[start DATA LINES]
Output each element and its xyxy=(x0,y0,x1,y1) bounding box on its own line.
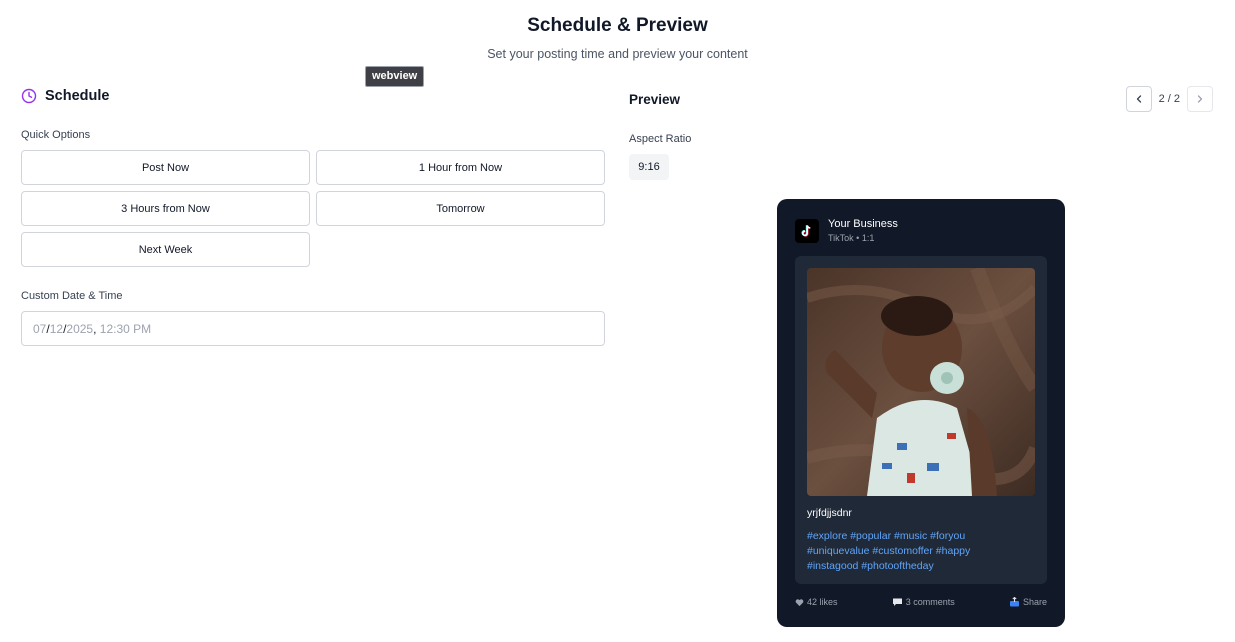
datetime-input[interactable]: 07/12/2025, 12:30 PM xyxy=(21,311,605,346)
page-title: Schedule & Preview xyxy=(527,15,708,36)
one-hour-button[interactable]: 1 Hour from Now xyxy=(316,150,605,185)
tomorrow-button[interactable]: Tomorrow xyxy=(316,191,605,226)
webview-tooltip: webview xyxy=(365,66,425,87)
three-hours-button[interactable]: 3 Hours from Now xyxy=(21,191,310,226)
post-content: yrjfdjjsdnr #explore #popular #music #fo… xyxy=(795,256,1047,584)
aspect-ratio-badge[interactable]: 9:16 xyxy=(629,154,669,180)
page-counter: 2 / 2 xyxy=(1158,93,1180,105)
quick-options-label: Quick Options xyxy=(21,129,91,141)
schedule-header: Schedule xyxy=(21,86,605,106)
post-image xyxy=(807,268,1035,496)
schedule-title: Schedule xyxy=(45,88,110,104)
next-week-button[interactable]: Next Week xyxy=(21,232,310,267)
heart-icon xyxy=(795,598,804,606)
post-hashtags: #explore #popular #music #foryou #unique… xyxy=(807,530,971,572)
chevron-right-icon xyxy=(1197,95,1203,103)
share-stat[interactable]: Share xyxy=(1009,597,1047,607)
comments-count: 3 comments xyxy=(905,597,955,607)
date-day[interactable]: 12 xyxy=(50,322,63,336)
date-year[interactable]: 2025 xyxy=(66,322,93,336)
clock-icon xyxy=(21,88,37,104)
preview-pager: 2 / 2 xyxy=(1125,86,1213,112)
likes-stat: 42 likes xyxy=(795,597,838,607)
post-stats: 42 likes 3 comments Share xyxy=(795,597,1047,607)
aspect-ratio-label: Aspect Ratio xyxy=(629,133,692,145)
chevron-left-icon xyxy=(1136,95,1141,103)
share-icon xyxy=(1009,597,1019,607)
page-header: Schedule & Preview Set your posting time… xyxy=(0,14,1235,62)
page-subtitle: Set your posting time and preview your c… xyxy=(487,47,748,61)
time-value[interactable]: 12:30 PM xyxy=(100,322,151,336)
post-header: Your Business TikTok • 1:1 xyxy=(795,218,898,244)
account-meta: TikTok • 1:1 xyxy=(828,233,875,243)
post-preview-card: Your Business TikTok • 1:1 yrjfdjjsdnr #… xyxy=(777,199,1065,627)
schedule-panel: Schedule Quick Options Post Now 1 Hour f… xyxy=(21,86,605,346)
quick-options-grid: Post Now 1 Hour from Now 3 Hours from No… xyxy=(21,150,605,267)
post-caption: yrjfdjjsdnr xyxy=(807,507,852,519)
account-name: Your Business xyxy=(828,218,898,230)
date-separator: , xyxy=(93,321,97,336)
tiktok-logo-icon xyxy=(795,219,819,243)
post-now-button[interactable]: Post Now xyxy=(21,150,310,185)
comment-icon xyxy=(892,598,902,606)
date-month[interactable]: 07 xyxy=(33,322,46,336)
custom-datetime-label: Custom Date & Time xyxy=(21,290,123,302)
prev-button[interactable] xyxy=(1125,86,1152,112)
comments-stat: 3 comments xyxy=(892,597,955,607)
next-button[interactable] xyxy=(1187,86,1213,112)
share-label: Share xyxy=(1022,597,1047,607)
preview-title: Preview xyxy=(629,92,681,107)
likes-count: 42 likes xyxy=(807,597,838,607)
[end DATA LINES]
[start DATA LINES]
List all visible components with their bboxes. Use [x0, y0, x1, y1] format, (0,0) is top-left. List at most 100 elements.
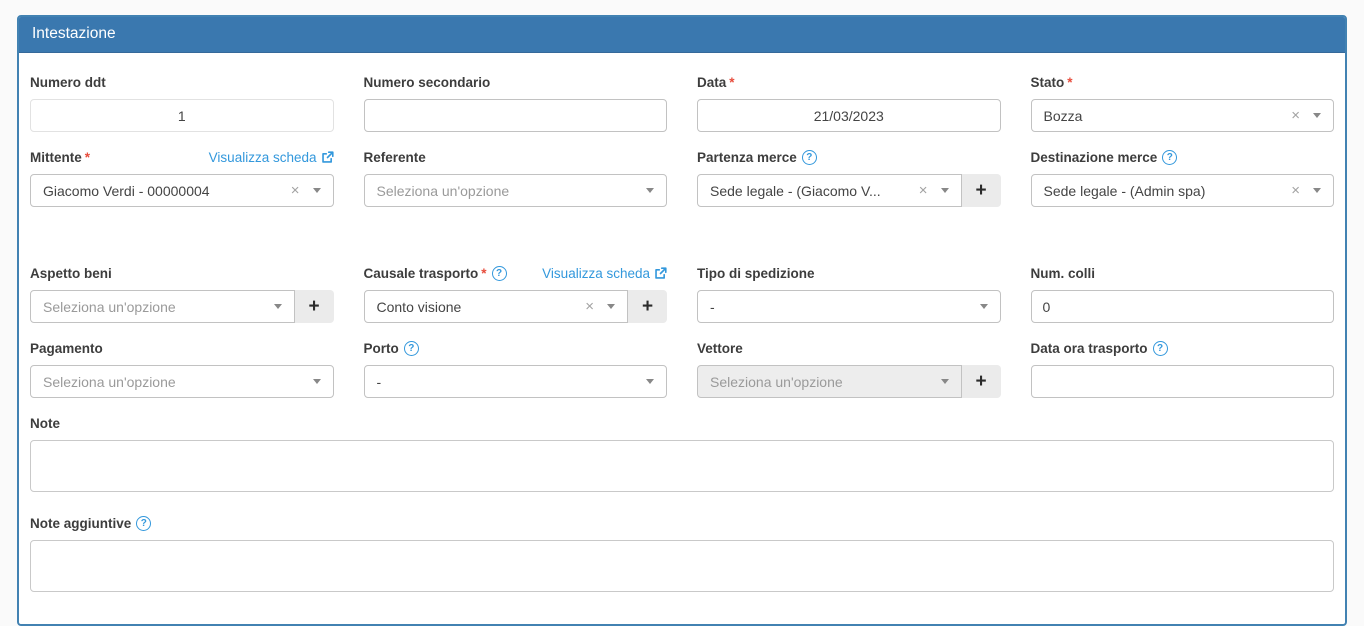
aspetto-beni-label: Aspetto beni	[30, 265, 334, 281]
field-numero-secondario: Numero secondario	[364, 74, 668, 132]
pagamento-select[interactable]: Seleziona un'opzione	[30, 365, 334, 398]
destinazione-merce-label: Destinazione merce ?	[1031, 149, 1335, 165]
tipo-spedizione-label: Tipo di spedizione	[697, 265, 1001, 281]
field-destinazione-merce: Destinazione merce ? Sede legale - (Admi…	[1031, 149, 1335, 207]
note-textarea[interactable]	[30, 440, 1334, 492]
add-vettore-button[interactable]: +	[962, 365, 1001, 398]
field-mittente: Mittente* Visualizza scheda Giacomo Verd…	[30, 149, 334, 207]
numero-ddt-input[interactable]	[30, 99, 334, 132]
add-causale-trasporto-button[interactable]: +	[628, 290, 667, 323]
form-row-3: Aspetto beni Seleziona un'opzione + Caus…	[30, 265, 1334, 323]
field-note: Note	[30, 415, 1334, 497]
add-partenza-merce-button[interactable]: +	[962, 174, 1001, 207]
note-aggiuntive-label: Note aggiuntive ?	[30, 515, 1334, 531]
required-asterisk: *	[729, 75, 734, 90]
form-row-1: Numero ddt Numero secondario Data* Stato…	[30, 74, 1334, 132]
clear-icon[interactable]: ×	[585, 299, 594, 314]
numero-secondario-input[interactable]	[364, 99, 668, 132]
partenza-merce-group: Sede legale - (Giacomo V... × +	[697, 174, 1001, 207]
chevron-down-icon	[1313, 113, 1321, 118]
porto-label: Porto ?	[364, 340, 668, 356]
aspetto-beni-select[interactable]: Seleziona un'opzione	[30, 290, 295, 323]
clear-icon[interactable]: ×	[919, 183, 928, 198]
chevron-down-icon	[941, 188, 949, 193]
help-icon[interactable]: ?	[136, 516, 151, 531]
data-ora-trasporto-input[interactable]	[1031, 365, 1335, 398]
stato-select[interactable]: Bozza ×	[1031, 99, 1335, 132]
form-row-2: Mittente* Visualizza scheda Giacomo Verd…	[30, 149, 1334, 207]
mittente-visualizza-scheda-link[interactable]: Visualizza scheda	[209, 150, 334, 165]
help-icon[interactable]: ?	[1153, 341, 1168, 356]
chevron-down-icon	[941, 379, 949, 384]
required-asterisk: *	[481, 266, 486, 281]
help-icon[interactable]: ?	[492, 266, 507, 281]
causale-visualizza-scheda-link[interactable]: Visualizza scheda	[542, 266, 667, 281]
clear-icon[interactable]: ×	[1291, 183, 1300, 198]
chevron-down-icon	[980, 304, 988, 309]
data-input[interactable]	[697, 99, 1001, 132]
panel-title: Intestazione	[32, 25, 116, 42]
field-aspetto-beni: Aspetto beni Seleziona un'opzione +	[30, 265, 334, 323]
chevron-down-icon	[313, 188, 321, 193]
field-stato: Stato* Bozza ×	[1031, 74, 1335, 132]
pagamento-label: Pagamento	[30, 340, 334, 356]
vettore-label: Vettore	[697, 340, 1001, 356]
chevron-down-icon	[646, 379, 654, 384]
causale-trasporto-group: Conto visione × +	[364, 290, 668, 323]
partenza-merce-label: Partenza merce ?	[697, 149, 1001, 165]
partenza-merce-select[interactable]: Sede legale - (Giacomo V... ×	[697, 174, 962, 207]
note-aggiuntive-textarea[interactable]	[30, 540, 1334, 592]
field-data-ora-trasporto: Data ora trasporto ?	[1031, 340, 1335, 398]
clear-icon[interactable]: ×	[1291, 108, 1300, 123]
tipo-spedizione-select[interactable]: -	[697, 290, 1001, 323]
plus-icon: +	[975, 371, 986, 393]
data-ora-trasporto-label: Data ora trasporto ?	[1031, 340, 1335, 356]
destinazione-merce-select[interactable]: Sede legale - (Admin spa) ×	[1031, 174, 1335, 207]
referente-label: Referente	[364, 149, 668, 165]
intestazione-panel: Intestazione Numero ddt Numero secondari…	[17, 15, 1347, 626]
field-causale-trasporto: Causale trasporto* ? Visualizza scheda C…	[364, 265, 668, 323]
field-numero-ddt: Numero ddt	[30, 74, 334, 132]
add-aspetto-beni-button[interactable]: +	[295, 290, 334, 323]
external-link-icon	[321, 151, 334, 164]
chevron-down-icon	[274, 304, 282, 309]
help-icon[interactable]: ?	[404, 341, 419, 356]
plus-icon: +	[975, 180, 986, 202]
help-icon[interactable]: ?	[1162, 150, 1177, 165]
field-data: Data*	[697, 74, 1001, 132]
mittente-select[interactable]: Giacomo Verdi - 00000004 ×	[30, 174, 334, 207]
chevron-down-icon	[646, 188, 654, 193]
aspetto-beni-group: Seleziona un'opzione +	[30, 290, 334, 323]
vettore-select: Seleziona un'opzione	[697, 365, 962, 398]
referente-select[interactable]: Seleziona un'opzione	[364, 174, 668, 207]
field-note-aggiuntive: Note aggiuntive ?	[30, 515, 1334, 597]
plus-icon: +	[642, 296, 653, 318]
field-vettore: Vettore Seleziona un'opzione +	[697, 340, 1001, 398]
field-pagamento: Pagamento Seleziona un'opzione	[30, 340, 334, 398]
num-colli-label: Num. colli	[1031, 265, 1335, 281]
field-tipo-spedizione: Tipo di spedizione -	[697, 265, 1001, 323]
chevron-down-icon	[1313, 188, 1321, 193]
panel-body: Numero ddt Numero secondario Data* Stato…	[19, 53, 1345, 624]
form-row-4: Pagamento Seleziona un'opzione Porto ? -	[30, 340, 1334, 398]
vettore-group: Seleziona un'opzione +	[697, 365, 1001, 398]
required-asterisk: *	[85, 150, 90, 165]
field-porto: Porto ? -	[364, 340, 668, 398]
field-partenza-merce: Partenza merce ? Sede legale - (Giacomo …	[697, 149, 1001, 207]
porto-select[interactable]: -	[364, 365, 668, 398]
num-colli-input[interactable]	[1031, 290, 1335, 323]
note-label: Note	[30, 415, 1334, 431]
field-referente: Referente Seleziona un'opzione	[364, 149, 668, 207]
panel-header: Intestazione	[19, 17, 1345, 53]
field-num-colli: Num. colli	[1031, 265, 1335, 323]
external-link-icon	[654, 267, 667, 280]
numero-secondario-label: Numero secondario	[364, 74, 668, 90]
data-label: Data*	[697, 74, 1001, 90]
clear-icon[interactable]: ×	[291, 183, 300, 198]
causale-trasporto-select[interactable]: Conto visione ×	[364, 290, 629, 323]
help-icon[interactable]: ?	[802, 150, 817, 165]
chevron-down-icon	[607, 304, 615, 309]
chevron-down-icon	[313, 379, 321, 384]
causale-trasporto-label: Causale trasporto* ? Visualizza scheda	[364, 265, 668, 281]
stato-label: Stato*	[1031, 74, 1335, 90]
[end DATA LINES]
**TASK DESCRIPTION:** Write out the rows from the line that contains "datetime-input[interactable]: 07/12/2025, 12:30" through the line that contains "chevron-right-icon xyxy=(1197,95,1203,103)", copying each one character for character.

**RESPONSE TO THIS EXERCISE:**
datetime-input[interactable]: 07/12/2025, 12:30 PM xyxy=(21,311,605,346)
page-title: Schedule & Preview xyxy=(527,15,708,36)
one-hour-button[interactable]: 1 Hour from Now xyxy=(316,150,605,185)
tomorrow-button[interactable]: Tomorrow xyxy=(316,191,605,226)
webview-tooltip: webview xyxy=(365,66,425,87)
three-hours-button[interactable]: 3 Hours from Now xyxy=(21,191,310,226)
post-content: yrjfdjjsdnr #explore #popular #music #fo… xyxy=(795,256,1047,584)
aspect-ratio-badge[interactable]: 9:16 xyxy=(629,154,669,180)
page-counter: 2 / 2 xyxy=(1158,93,1180,105)
quick-options-label: Quick Options xyxy=(21,129,91,141)
schedule-header: Schedule xyxy=(21,86,605,106)
post-image xyxy=(807,268,1035,496)
schedule-title: Schedule xyxy=(45,88,110,104)
next-week-button[interactable]: Next Week xyxy=(21,232,310,267)
heart-icon xyxy=(795,598,804,606)
post-hashtags: #explore #popular #music #foryou #unique… xyxy=(807,530,971,572)
chevron-right-icon xyxy=(1197,95,1203,103)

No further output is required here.